BEGIN Data lines
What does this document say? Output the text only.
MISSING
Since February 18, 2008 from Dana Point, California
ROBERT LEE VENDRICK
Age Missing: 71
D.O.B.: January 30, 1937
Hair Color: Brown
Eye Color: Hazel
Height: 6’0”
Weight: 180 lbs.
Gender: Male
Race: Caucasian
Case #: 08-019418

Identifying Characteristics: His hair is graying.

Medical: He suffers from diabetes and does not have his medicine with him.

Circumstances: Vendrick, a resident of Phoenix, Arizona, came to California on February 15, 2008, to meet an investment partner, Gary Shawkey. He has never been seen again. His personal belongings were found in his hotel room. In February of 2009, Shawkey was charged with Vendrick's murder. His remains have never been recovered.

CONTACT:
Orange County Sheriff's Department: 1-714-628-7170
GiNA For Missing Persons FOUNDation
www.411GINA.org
END Data lines
Write out the records shown above, exactly as they appear.

• [Response for this exercise]
What does this document say? Output the text only.
MISSING
Since February 18, 2008 from Dana Point, California
ROBERT LEE VENDRICK
Age Missing: 71
D.O.B.: January 30, 1937
Hair Color: Brown
Eye Color: Hazel
Height: 6’0”
Weight: 180 lbs.
Gender: Male
Race: Caucasian
Case #: 08-019418

Identifying Characteristics: His hair is graying.

Medical: He suffers from diabetes and does not have his medicine with him.

Circumstances: Vendrick, a resident of Phoenix, Arizona, came to California on February 15, 2008, to meet an investment partner, Gary Shawkey. He has never been seen again. His personal belongings were found in his hotel room. In February of 2009, Shawkey was charged with Vendrick's murder. His remains have never been recovered.

CONTACT:
Orange County Sheriff's Department: 1-714-628-7170
GiNA For Missing Persons FOUNDation
www.411GINA.org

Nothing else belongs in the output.